- Records supplied
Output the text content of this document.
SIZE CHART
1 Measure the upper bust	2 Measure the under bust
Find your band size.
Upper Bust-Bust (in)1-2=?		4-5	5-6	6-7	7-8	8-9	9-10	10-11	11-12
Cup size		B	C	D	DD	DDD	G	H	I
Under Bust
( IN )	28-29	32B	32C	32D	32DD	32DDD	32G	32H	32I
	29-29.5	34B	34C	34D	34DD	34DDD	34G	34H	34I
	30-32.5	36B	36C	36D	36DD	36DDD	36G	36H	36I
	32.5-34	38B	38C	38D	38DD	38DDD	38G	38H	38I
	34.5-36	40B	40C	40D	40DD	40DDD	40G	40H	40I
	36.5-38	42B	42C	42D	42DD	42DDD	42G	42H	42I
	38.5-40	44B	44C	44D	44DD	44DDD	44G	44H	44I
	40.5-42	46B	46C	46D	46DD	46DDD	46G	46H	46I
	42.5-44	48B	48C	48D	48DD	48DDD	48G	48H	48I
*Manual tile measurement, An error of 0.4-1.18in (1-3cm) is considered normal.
* * *
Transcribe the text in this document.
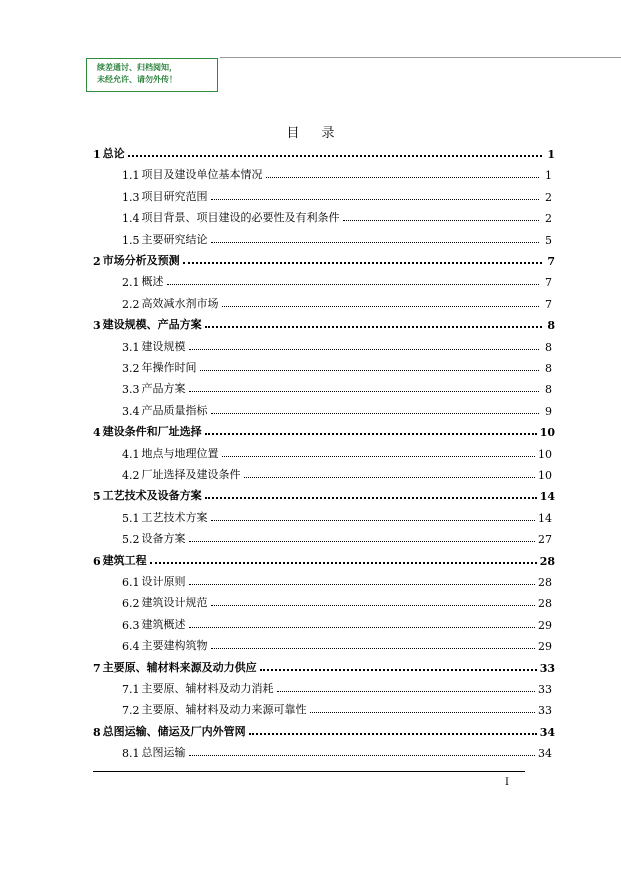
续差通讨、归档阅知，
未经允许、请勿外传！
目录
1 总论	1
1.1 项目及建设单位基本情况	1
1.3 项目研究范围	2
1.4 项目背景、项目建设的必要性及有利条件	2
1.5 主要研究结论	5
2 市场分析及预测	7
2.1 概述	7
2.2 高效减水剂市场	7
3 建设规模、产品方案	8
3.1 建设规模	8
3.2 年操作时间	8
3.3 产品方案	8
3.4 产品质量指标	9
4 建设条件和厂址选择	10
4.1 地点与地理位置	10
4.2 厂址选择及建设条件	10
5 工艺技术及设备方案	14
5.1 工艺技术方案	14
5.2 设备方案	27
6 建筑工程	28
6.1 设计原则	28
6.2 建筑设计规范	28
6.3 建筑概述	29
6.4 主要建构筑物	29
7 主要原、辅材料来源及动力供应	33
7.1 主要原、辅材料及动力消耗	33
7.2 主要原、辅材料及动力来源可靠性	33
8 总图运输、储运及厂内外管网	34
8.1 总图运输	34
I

- Problem requirements
Return a copy of every line that includes the word "document".

- Exercise response
Output the text content of this document.
Transcribe the text in this document.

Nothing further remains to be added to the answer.